_Given entries_:
══════
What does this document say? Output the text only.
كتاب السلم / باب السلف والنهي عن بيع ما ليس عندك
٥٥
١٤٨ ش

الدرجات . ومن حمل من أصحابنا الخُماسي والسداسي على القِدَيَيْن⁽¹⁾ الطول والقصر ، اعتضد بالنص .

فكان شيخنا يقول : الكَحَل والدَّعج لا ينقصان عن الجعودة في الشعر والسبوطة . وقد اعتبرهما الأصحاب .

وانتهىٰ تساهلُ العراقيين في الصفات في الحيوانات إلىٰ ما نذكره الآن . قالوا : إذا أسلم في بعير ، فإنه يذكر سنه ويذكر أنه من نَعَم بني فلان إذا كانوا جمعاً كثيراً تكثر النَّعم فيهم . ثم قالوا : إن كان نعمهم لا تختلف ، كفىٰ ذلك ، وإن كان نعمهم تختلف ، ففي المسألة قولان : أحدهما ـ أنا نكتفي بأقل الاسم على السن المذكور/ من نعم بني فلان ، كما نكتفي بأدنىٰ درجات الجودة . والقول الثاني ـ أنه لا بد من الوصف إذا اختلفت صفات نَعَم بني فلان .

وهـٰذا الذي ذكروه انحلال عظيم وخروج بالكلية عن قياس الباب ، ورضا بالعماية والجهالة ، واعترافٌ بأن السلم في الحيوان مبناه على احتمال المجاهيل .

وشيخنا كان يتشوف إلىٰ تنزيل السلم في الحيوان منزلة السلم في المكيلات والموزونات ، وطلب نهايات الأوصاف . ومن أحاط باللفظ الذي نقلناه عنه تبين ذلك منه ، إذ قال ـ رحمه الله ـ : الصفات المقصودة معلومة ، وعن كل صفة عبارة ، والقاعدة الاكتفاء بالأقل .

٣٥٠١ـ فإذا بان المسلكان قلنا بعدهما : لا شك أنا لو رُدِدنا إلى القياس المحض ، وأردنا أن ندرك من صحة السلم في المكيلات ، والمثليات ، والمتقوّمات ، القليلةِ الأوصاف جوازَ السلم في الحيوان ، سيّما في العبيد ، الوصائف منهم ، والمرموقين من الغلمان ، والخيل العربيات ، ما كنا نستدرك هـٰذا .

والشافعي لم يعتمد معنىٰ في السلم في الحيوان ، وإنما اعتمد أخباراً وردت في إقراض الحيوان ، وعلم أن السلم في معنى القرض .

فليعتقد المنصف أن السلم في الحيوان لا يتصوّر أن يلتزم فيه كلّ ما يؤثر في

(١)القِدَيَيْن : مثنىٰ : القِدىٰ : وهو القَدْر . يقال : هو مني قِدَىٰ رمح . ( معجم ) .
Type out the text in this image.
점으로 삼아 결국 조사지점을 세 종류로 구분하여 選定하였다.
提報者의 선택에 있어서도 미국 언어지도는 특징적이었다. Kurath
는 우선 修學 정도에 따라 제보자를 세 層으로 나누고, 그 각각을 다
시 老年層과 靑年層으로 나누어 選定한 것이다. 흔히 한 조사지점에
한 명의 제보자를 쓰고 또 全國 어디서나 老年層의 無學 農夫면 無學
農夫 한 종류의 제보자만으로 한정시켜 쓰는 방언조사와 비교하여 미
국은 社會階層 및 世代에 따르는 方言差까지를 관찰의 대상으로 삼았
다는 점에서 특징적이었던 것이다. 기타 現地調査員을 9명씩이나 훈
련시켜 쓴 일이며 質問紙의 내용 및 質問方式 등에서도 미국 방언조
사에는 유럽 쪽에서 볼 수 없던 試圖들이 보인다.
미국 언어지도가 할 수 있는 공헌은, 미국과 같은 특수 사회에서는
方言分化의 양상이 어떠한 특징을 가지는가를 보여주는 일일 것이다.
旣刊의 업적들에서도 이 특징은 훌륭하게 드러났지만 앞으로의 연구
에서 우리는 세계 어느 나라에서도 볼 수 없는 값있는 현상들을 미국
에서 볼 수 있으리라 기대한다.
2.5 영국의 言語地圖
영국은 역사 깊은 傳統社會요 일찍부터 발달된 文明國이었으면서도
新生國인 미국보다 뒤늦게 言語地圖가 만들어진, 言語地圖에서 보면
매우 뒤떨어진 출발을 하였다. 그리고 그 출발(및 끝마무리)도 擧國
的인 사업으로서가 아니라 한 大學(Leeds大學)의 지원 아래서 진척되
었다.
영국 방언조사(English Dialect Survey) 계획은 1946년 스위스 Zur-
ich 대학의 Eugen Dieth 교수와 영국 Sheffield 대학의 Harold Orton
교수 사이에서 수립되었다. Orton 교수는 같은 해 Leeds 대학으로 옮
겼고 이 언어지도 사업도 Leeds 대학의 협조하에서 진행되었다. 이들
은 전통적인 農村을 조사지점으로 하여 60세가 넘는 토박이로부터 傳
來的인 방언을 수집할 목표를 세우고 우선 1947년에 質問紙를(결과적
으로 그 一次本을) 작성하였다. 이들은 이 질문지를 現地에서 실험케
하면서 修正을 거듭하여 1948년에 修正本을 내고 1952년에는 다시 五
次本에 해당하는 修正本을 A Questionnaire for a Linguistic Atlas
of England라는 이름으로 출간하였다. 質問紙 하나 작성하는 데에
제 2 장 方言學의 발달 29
══════
_What to work on_: Repeat the listing in full, keeping every line exactly as it is.

_The completed task_:
What does this document say? Output the text only.
كتاب السلم / باب السلف والنهي عن بيع ما ليس عندك
٥٥
١٤٨ ش

الدرجات . ومن حمل من أصحابنا الخُماسي والسداسي على القِدَيَيْن⁽¹⁾ الطول والقصر ، اعتضد بالنص .

فكان شيخنا يقول : الكَحَل والدَّعج لا ينقصان عن الجعودة في الشعر والسبوطة . وقد اعتبرهما الأصحاب .

وانتهىٰ تساهلُ العراقيين في الصفات في الحيوانات إلىٰ ما نذكره الآن . قالوا : إذا أسلم في بعير ، فإنه يذكر سنه ويذكر أنه من نَعَم بني فلان إذا كانوا جمعاً كثيراً تكثر النَّعم فيهم . ثم قالوا : إن كان نعمهم لا تختلف ، كفىٰ ذلك ، وإن كان نعمهم تختلف ، ففي المسألة قولان : أحدهما ـ أنا نكتفي بأقل الاسم على السن المذكور/ من نعم بني فلان ، كما نكتفي بأدنىٰ درجات الجودة . والقول الثاني ـ أنه لا بد من الوصف إذا اختلفت صفات نَعَم بني فلان .

وهـٰذا الذي ذكروه انحلال عظيم وخروج بالكلية عن قياس الباب ، ورضا بالعماية والجهالة ، واعترافٌ بأن السلم في الحيوان مبناه على احتمال المجاهيل .

وشيخنا كان يتشوف إلىٰ تنزيل السلم في الحيوان منزلة السلم في المكيلات والموزونات ، وطلب نهايات الأوصاف . ومن أحاط باللفظ الذي نقلناه عنه تبين ذلك منه ، إذ قال ـ رحمه الله ـ : الصفات المقصودة معلومة ، وعن كل صفة عبارة ، والقاعدة الاكتفاء بالأقل .

٣٥٠١ـ فإذا بان المسلكان قلنا بعدهما : لا شك أنا لو رُدِدنا إلى القياس المحض ، وأردنا أن ندرك من صحة السلم في المكيلات ، والمثليات ، والمتقوّمات ، القليلةِ الأوصاف جوازَ السلم في الحيوان ، سيّما في العبيد ، الوصائف منهم ، والمرموقين من الغلمان ، والخيل العربيات ، ما كنا نستدرك هـٰذا .

والشافعي لم يعتمد معنىٰ في السلم في الحيوان ، وإنما اعتمد أخباراً وردت في إقراض الحيوان ، وعلم أن السلم في معنى القرض .

فليعتقد المنصف أن السلم في الحيوان لا يتصوّر أن يلتزم فيه كلّ ما يؤثر في

(١)القِدَيَيْن : مثنىٰ : القِدىٰ : وهو القَدْر . يقال : هو مني قِدَىٰ رمح . ( معجم ) .
Type out the text in this image.
점으로 삼아 결국 조사지점을 세 종류로 구분하여 選定하였다.
提報者의 선택에 있어서도 미국 언어지도는 특징적이었다. Kurath
는 우선 修學 정도에 따라 제보자를 세 層으로 나누고, 그 각각을 다
시 老年層과 靑年層으로 나누어 選定한 것이다. 흔히 한 조사지점에
한 명의 제보자를 쓰고 또 全國 어디서나 老年層의 無學 農夫면 無學
農夫 한 종류의 제보자만으로 한정시켜 쓰는 방언조사와 비교하여 미
국은 社會階層 및 世代에 따르는 方言差까지를 관찰의 대상으로 삼았
다는 점에서 특징적이었던 것이다. 기타 現地調査員을 9명씩이나 훈
련시켜 쓴 일이며 質問紙의 내용 및 質問方式 등에서도 미국 방언조
사에는 유럽 쪽에서 볼 수 없던 試圖들이 보인다.
미국 언어지도가 할 수 있는 공헌은, 미국과 같은 특수 사회에서는
方言分化의 양상이 어떠한 특징을 가지는가를 보여주는 일일 것이다.
旣刊의 업적들에서도 이 특징은 훌륭하게 드러났지만 앞으로의 연구
에서 우리는 세계 어느 나라에서도 볼 수 없는 값있는 현상들을 미국
에서 볼 수 있으리라 기대한다.
2.5 영국의 言語地圖
영국은 역사 깊은 傳統社會요 일찍부터 발달된 文明國이었으면서도
新生國인 미국보다 뒤늦게 言語地圖가 만들어진, 言語地圖에서 보면
매우 뒤떨어진 출발을 하였다. 그리고 그 출발(및 끝마무리)도 擧國
的인 사업으로서가 아니라 한 大學(Leeds大學)의 지원 아래서 진척되
었다.
영국 방언조사(English Dialect Survey) 계획은 1946년 스위스 Zur-
ich 대학의 Eugen Dieth 교수와 영국 Sheffield 대학의 Harold Orton
교수 사이에서 수립되었다. Orton 교수는 같은 해 Leeds 대학으로 옮
겼고 이 언어지도 사업도 Leeds 대학의 협조하에서 진행되었다. 이들
은 전통적인 農村을 조사지점으로 하여 60세가 넘는 토박이로부터 傳
來的인 방언을 수집할 목표를 세우고 우선 1947년에 質問紙를(결과적
으로 그 一次本을) 작성하였다. 이들은 이 질문지를 現地에서 실험케
하면서 修正을 거듭하여 1948년에 修正本을 내고 1952년에는 다시 五
次本에 해당하는 修正本을 A Questionnaire for a Linguistic Atlas
of England라는 이름으로 출간하였다. 質問紙 하나 작성하는 데에
제 2 장 方言學의 발달 29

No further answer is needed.